### What to do
Each of the entries should be output exactly, with nothing left out.

Source data
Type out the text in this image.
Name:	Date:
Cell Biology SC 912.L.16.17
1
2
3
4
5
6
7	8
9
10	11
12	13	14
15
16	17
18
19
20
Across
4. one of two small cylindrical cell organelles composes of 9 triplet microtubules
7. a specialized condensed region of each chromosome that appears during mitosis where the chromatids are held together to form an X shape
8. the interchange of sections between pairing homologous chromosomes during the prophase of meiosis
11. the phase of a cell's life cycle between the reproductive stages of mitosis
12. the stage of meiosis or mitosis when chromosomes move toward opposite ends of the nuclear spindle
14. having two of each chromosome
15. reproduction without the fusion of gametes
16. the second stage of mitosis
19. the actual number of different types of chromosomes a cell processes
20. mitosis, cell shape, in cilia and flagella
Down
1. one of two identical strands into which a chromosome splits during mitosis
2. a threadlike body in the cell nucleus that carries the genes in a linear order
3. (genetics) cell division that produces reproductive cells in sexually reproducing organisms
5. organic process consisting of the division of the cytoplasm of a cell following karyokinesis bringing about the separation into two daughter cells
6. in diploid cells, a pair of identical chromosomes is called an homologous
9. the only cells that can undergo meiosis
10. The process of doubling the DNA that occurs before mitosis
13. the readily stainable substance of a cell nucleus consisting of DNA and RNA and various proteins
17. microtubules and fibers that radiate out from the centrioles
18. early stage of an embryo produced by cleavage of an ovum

### Finished task
Type out the text in this image.
Name:	Date:
Cell Biology SC 912.L.16.17
1
2
3
4
5
6
7	8
9
10	11
12	13	14
15
16	17
18
19
20
Across
4. one of two small cylindrical cell organelles composes of 9 triplet microtubules
7. a specialized condensed region of each chromosome that appears during mitosis where the chromatids are held together to form an X shape
8. the interchange of sections between pairing homologous chromosomes during the prophase of meiosis
11. the phase of a cell's life cycle between the reproductive stages of mitosis
12. the stage of meiosis or mitosis when chromosomes move toward opposite ends of the nuclear spindle
14. having two of each chromosome
15. reproduction without the fusion of gametes
16. the second stage of mitosis
19. the actual number of different types of chromosomes a cell processes
20. mitosis, cell shape, in cilia and flagella
Down
1. one of two identical strands into which a chromosome splits during mitosis
2. a threadlike body in the cell nucleus that carries the genes in a linear order
3. (genetics) cell division that produces reproductive cells in sexually reproducing organisms
5. organic process consisting of the division of the cytoplasm of a cell following karyokinesis bringing about the separation into two daughter cells
6. in diploid cells, a pair of identical chromosomes is called an homologous
9. the only cells that can undergo meiosis
10. The process of doubling the DNA that occurs before mitosis
13. the readily stainable substance of a cell nucleus consisting of DNA and RNA and various proteins
17. microtubules and fibers that radiate out from the centrioles
18. early stage of an embryo produced by cleavage of an ovum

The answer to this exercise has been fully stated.